* [Dataset entries]:

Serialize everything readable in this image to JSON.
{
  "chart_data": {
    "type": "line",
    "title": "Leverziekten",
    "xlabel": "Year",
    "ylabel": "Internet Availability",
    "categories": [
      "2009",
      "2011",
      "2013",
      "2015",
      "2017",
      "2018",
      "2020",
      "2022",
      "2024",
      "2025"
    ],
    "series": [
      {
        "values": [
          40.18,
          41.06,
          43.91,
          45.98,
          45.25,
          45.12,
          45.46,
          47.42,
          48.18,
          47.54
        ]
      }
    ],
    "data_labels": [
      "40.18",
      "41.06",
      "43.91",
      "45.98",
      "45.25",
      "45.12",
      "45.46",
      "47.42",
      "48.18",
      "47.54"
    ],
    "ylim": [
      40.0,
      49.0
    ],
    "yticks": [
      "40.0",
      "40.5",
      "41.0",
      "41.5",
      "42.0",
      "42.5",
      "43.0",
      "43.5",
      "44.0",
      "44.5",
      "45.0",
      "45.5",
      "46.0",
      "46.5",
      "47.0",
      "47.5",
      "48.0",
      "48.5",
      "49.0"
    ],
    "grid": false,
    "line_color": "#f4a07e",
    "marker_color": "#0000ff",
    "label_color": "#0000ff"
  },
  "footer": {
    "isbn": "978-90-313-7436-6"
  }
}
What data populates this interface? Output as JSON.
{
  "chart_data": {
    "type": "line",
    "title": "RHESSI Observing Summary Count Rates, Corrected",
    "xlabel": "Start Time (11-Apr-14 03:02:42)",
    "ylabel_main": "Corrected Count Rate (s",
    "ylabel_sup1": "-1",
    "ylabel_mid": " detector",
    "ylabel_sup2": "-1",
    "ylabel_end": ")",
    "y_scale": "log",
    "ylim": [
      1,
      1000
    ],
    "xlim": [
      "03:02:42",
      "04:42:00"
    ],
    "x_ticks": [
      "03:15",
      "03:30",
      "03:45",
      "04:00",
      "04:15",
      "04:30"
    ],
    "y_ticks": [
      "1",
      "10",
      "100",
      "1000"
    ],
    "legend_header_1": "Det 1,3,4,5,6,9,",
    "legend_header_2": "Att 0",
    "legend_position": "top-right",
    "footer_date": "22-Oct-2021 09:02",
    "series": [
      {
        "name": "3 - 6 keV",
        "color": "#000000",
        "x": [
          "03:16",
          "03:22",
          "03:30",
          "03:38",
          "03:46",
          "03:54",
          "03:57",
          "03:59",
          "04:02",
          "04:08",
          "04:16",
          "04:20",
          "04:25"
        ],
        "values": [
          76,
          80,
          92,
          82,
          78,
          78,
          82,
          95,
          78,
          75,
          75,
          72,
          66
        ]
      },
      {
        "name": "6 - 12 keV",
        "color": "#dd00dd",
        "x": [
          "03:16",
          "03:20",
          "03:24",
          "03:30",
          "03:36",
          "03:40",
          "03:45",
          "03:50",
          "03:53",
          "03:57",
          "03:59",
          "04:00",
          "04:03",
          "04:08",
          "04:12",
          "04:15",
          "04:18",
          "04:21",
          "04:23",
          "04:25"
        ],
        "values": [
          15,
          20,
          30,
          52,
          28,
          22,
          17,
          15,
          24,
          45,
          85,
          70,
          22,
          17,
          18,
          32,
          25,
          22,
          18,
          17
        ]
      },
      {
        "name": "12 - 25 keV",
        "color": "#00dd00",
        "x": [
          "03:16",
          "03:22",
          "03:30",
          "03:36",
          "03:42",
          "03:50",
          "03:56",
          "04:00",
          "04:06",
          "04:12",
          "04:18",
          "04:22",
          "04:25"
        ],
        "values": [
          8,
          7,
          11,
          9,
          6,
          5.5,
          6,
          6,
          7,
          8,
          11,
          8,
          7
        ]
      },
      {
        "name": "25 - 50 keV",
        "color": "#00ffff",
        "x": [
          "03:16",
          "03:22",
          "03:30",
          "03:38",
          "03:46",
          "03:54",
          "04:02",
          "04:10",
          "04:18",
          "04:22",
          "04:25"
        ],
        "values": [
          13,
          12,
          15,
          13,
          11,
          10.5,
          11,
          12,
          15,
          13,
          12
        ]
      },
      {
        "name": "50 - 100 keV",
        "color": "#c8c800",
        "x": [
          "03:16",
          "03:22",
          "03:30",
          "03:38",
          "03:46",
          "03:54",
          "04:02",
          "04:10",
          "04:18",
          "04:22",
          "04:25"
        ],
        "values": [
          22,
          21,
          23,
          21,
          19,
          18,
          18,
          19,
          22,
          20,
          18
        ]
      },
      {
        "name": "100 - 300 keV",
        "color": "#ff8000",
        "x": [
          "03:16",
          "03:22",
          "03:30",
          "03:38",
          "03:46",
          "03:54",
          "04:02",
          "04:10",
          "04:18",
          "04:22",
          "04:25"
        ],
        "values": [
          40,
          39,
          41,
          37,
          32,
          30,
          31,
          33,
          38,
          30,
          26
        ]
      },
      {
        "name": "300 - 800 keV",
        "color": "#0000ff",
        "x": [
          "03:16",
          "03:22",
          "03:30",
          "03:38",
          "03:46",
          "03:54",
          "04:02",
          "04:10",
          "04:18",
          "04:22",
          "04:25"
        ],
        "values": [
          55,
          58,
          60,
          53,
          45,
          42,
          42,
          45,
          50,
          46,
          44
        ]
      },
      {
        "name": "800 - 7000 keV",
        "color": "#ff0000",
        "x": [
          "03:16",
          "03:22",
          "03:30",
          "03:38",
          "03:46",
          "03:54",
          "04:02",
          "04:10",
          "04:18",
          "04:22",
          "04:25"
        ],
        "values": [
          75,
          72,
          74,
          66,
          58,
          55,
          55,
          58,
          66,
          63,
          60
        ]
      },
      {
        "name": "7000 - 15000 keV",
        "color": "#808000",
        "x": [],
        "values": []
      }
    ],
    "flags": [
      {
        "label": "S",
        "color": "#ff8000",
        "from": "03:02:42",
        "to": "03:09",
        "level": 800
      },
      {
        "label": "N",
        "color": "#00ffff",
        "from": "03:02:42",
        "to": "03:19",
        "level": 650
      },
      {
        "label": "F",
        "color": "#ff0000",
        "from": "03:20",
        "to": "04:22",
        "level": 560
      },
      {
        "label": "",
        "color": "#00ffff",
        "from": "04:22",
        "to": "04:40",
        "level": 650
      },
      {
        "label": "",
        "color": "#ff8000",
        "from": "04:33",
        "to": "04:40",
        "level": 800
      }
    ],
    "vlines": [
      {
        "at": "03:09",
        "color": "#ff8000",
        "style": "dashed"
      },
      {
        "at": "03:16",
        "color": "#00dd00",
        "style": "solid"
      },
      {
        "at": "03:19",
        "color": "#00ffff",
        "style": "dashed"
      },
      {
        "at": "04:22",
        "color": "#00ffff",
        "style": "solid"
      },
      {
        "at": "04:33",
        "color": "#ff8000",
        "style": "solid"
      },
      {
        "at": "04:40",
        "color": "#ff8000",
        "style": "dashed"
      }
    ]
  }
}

* [Set task]: Write out the listing once more, matching it exactly.

* [Solution to the exercise]:
Serialize everything readable in this image to JSON.
{
  "chart_data": {
    "type": "line",
    "title": "Leverziekten",
    "xlabel": "Year",
    "ylabel": "Internet Availability",
    "categories": [
      "2009",
      "2011",
      "2013",
      "2015",
      "2017",
      "2018",
      "2020",
      "2022",
      "2024",
      "2025"
    ],
    "series": [
      {
        "values": [
          40.18,
          41.06,
          43.91,
          45.98,
          45.25,
          45.12,
          45.46,
          47.42,
          48.18,
          47.54
        ]
      }
    ],
    "data_labels": [
      "40.18",
      "41.06",
      "43.91",
      "45.98",
      "45.25",
      "45.12",
      "45.46",
      "47.42",
      "48.18",
      "47.54"
    ],
    "ylim": [
      40.0,
      49.0
    ],
    "yticks": [
      "40.0",
      "40.5",
      "41.0",
      "41.5",
      "42.0",
      "42.5",
      "43.0",
      "43.5",
      "44.0",
      "44.5",
      "45.0",
      "45.5",
      "46.0",
      "46.5",
      "47.0",
      "47.5",
      "48.0",
      "48.5",
      "49.0"
    ],
    "grid": false,
    "line_color": "#f4a07e",
    "marker_color": "#0000ff",
    "label_color": "#0000ff"
  },
  "footer": {
    "isbn": "978-90-313-7436-6"
  }
}
What data populates this interface? Output as JSON.
{
  "chart_data": {
    "type": "line",
    "title": "RHESSI Observing Summary Count Rates, Corrected",
    "xlabel": "Start Time (11-Apr-14 03:02:42)",
    "ylabel_main": "Corrected Count Rate (s",
    "ylabel_sup1": "-1",
    "ylabel_mid": " detector",
    "ylabel_sup2": "-1",
    "ylabel_end": ")",
    "y_scale": "log",
    "ylim": [
      1,
      1000
    ],
    "xlim": [
      "03:02:42",
      "04:42:00"
    ],
    "x_ticks": [
      "03:15",
      "03:30",
      "03:45",
      "04:00",
      "04:15",
      "04:30"
    ],
    "y_ticks": [
      "1",
      "10",
      "100",
      "1000"
    ],
    "legend_header_1": "Det 1,3,4,5,6,9,",
    "legend_header_2": "Att 0",
    "legend_position": "top-right",
    "footer_date": "22-Oct-2021 09:02",
    "series": [
      {
        "name": "3 - 6 keV",
        "color": "#000000",
        "x": [
          "03:16",
          "03:22",
          "03:30",
          "03:38",
          "03:46",
          "03:54",
          "03:57",
          "03:59",
          "04:02",
          "04:08",
          "04:16",
          "04:20",
          "04:25"
        ],
        "values": [
          76,
          80,
          92,
          82,
          78,
          78,
          82,
          95,
          78,
          75,
          75,
          72,
          66
        ]
      },
      {
        "name": "6 - 12 keV",
        "color": "#dd00dd",
        "x": [
          "03:16",
          "03:20",
          "03:24",
          "03:30",
          "03:36",
          "03:40",
          "03:45",
          "03:50",
          "03:53",
          "03:57",
          "03:59",
          "04:00",
          "04:03",
          "04:08",
          "04:12",
          "04:15",
          "04:18",
          "04:21",
          "04:23",
          "04:25"
        ],
        "values": [
          15,
          20,
          30,
          52,
          28,
          22,
          17,
          15,
          24,
          45,
          85,
          70,
          22,
          17,
          18,
          32,
          25,
          22,
          18,
          17
        ]
      },
      {
        "name": "12 - 25 keV",
        "color": "#00dd00",
        "x": [
          "03:16",
          "03:22",
          "03:30",
          "03:36",
          "03:42",
          "03:50",
          "03:56",
          "04:00",
          "04:06",
          "04:12",
          "04:18",
          "04:22",
          "04:25"
        ],
        "values": [
          8,
          7,
          11,
          9,
          6,
          5.5,
          6,
          6,
          7,
          8,
          11,
          8,
          7
        ]
      },
      {
        "name": "25 - 50 keV",
        "color": "#00ffff",
        "x": [
          "03:16",
          "03:22",
          "03:30",
          "03:38",
          "03:46",
          "03:54",
          "04:02",
          "04:10",
          "04:18",
          "04:22",
          "04:25"
        ],
        "values": [
          13,
          12,
          15,
          13,
          11,
          10.5,
          11,
          12,
          15,
          13,
          12
        ]
      },
      {
        "name": "50 - 100 keV",
        "color": "#c8c800",
        "x": [
          "03:16",
          "03:22",
          "03:30",
          "03:38",
          "03:46",
          "03:54",
          "04:02",
          "04:10",
          "04:18",
          "04:22",
          "04:25"
        ],
        "values": [
          22,
          21,
          23,
          21,
          19,
          18,
          18,
          19,
          22,
          20,
          18
        ]
      },
      {
        "name": "100 - 300 keV",
        "color": "#ff8000",
        "x": [
          "03:16",
          "03:22",
          "03:30",
          "03:38",
          "03:46",
          "03:54",
          "04:02",
          "04:10",
          "04:18",
          "04:22",
          "04:25"
        ],
        "values": [
          40,
          39,
          41,
          37,
          32,
          30,
          31,
          33,
          38,
          30,
          26
        ]
      },
      {
        "name": "300 - 800 keV",
        "color": "#0000ff",
        "x": [
          "03:16",
          "03:22",
          "03:30",
          "03:38",
          "03:46",
          "03:54",
          "04:02",
          "04:10",
          "04:18",
          "04:22",
          "04:25"
        ],
        "values": [
          55,
          58,
          60,
          53,
          45,
          42,
          42,
          45,
          50,
          46,
          44
        ]
      },
      {
        "name": "800 - 7000 keV",
        "color": "#ff0000",
        "x": [
          "03:16",
          "03:22",
          "03:30",
          "03:38",
          "03:46",
          "03:54",
          "04:02",
          "04:10",
          "04:18",
          "04:22",
          "04:25"
        ],
        "values": [
          75,
          72,
          74,
          66,
          58,
          55,
          55,
          58,
          66,
          63,
          60
        ]
      },
      {
        "name": "7000 - 15000 keV",
        "color": "#808000",
        "x": [],
        "values": []
      }
    ],
    "flags": [
      {
        "label": "S",
        "color": "#ff8000",
        "from": "03:02:42",
        "to": "03:09",
        "level": 800
      },
      {
        "label": "N",
        "color": "#00ffff",
        "from": "03:02:42",
        "to": "03:19",
        "level": 650
      },
      {
        "label": "F",
        "color": "#ff0000",
        "from": "03:20",
        "to": "04:22",
        "level": 560
      },
      {
        "label": "",
        "color": "#00ffff",
        "from": "04:22",
        "to": "04:40",
        "level": 650
      },
      {
        "label": "",
        "color": "#ff8000",
        "from": "04:33",
        "to": "04:40",
        "level": 800
      }
    ],
    "vlines": [
      {
        "at": "03:09",
        "color": "#ff8000",
        "style": "dashed"
      },
      {
        "at": "03:16",
        "color": "#00dd00",
        "style": "solid"
      },
      {
        "at": "03:19",
        "color": "#00ffff",
        "style": "dashed"
      },
      {
        "at": "04:22",
        "color": "#00ffff",
        "style": "solid"
      },
      {
        "at": "04:33",
        "color": "#ff8000",
        "style": "solid"
      },
      {
        "at": "04:40",
        "color": "#ff8000",
        "style": "dashed"
      }
    ]
  }
}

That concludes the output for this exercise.